◆ TASK
Each entry needs to be restated exactly as written.

********************

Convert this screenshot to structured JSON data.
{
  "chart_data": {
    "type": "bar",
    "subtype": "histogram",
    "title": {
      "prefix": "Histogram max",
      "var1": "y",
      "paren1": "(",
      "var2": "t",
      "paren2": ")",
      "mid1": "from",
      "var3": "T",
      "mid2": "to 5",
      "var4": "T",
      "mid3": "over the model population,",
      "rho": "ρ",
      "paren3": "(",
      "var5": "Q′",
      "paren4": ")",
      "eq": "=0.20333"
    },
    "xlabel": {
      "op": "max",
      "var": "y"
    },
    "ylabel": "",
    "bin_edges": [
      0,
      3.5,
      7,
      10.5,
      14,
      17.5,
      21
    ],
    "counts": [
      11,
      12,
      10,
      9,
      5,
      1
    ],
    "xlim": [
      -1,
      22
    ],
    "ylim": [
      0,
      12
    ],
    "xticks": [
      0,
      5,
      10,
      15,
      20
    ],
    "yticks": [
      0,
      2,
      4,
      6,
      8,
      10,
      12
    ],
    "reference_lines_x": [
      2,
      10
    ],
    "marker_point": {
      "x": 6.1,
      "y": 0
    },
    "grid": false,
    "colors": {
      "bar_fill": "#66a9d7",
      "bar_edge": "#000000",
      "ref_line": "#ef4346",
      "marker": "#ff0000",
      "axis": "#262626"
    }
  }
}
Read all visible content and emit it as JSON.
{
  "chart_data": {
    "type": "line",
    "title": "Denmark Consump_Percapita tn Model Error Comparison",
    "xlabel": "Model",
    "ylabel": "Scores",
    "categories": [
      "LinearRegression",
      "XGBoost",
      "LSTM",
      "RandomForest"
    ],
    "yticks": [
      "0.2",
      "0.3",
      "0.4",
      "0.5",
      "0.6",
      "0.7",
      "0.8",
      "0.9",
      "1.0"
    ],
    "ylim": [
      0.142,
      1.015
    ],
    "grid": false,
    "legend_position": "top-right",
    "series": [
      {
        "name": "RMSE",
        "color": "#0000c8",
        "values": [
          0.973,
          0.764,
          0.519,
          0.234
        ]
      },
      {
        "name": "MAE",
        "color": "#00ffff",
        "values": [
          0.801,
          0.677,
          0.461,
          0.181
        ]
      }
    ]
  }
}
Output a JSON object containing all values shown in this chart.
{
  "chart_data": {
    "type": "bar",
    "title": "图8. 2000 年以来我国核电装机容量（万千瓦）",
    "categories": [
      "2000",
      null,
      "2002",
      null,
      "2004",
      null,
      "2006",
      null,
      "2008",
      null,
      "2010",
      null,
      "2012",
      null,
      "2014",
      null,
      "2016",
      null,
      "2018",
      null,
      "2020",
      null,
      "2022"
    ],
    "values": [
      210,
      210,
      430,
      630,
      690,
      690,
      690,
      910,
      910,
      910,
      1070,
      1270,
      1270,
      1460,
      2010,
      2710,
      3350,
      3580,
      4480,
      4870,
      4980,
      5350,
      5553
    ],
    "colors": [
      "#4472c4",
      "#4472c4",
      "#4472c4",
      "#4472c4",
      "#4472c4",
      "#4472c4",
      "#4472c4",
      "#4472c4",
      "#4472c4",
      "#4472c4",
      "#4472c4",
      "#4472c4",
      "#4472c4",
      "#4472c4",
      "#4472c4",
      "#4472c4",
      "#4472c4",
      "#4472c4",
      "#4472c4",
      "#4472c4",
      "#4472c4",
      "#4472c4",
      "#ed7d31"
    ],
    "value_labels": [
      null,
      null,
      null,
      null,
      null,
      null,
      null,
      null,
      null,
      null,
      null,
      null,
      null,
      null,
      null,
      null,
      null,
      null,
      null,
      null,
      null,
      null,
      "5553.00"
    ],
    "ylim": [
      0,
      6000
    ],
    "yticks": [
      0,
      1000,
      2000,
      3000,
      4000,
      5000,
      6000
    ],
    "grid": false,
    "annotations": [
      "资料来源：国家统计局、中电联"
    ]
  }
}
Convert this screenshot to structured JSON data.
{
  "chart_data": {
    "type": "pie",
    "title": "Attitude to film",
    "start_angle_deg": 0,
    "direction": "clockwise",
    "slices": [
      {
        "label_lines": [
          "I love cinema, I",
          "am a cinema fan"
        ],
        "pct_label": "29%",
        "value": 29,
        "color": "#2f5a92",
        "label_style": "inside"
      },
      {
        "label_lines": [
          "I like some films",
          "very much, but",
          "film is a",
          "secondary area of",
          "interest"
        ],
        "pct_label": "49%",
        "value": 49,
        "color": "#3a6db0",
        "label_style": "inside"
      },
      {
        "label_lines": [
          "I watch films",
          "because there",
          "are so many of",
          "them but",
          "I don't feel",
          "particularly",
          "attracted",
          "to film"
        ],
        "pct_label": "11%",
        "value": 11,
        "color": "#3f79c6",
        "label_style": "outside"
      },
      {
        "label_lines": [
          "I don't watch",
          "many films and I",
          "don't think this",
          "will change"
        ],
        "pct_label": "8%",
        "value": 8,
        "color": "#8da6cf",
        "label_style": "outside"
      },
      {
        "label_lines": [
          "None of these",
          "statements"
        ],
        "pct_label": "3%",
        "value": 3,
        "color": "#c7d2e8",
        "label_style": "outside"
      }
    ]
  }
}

********************

◆ RESULT OF THE EXERCISE
Convert this screenshot to structured JSON data.
{
  "chart_data": {
    "type": "bar",
    "subtype": "histogram",
    "title": {
      "prefix": "Histogram max",
      "var1": "y",
      "paren1": "(",
      "var2": "t",
      "paren2": ")",
      "mid1": "from",
      "var3": "T",
      "mid2": "to 5",
      "var4": "T",
      "mid3": "over the model population,",
      "rho": "ρ",
      "paren3": "(",
      "var5": "Q′",
      "paren4": ")",
      "eq": "=0.20333"
    },
    "xlabel": {
      "op": "max",
      "var": "y"
    },
    "ylabel": "",
    "bin_edges": [
      0,
      3.5,
      7,
      10.5,
      14,
      17.5,
      21
    ],
    "counts": [
      11,
      12,
      10,
      9,
      5,
      1
    ],
    "xlim": [
      -1,
      22
    ],
    "ylim": [
      0,
      12
    ],
    "xticks": [
      0,
      5,
      10,
      15,
      20
    ],
    "yticks": [
      0,
      2,
      4,
      6,
      8,
      10,
      12
    ],
    "reference_lines_x": [
      2,
      10
    ],
    "marker_point": {
      "x": 6.1,
      "y": 0
    },
    "grid": false,
    "colors": {
      "bar_fill": "#66a9d7",
      "bar_edge": "#000000",
      "ref_line": "#ef4346",
      "marker": "#ff0000",
      "axis": "#262626"
    }
  }
}
Read all visible content and emit it as JSON.
{
  "chart_data": {
    "type": "line",
    "title": "Denmark Consump_Percapita tn Model Error Comparison",
    "xlabel": "Model",
    "ylabel": "Scores",
    "categories": [
      "LinearRegression",
      "XGBoost",
      "LSTM",
      "RandomForest"
    ],
    "yticks": [
      "0.2",
      "0.3",
      "0.4",
      "0.5",
      "0.6",
      "0.7",
      "0.8",
      "0.9",
      "1.0"
    ],
    "ylim": [
      0.142,
      1.015
    ],
    "grid": false,
    "legend_position": "top-right",
    "series": [
      {
        "name": "RMSE",
        "color": "#0000c8",
        "values": [
          0.973,
          0.764,
          0.519,
          0.234
        ]
      },
      {
        "name": "MAE",
        "color": "#00ffff",
        "values": [
          0.801,
          0.677,
          0.461,
          0.181
        ]
      }
    ]
  }
}
Output a JSON object containing all values shown in this chart.
{
  "chart_data": {
    "type": "bar",
    "title": "图8. 2000 年以来我国核电装机容量（万千瓦）",
    "categories": [
      "2000",
      null,
      "2002",
      null,
      "2004",
      null,
      "2006",
      null,
      "2008",
      null,
      "2010",
      null,
      "2012",
      null,
      "2014",
      null,
      "2016",
      null,
      "2018",
      null,
      "2020",
      null,
      "2022"
    ],
    "values": [
      210,
      210,
      430,
      630,
      690,
      690,
      690,
      910,
      910,
      910,
      1070,
      1270,
      1270,
      1460,
      2010,
      2710,
      3350,
      3580,
      4480,
      4870,
      4980,
      5350,
      5553
    ],
    "colors": [
      "#4472c4",
      "#4472c4",
      "#4472c4",
      "#4472c4",
      "#4472c4",
      "#4472c4",
      "#4472c4",
      "#4472c4",
      "#4472c4",
      "#4472c4",
      "#4472c4",
      "#4472c4",
      "#4472c4",
      "#4472c4",
      "#4472c4",
      "#4472c4",
      "#4472c4",
      "#4472c4",
      "#4472c4",
      "#4472c4",
      "#4472c4",
      "#4472c4",
      "#ed7d31"
    ],
    "value_labels": [
      null,
      null,
      null,
      null,
      null,
      null,
      null,
      null,
      null,
      null,
      null,
      null,
      null,
      null,
      null,
      null,
      null,
      null,
      null,
      null,
      null,
      null,
      "5553.00"
    ],
    "ylim": [
      0,
      6000
    ],
    "yticks": [
      0,
      1000,
      2000,
      3000,
      4000,
      5000,
      6000
    ],
    "grid": false,
    "annotations": [
      "资料来源：国家统计局、中电联"
    ]
  }
}
Convert this screenshot to structured JSON data.
{
  "chart_data": {
    "type": "pie",
    "title": "Attitude to film",
    "start_angle_deg": 0,
    "direction": "clockwise",
    "slices": [
      {
        "label_lines": [
          "I love cinema, I",
          "am a cinema fan"
        ],
        "pct_label": "29%",
        "value": 29,
        "color": "#2f5a92",
        "label_style": "inside"
      },
      {
        "label_lines": [
          "I like some films",
          "very much, but",
          "film is a",
          "secondary area of",
          "interest"
        ],
        "pct_label": "49%",
        "value": 49,
        "color": "#3a6db0",
        "label_style": "inside"
      },
      {
        "label_lines": [
          "I watch films",
          "because there",
          "are so many of",
          "them but",
          "I don't feel",
          "particularly",
          "attracted",
          "to film"
        ],
        "pct_label": "11%",
        "value": 11,
        "color": "#3f79c6",
        "label_style": "outside"
      },
      {
        "label_lines": [
          "I don't watch",
          "many films and I",
          "don't think this",
          "will change"
        ],
        "pct_label": "8%",
        "value": 8,
        "color": "#8da6cf",
        "label_style": "outside"
      },
      {
        "label_lines": [
          "None of these",
          "statements"
        ],
        "pct_label": "3%",
        "value": 3,
        "color": "#c7d2e8",
        "label_style": "outside"
      }
    ]
  }
}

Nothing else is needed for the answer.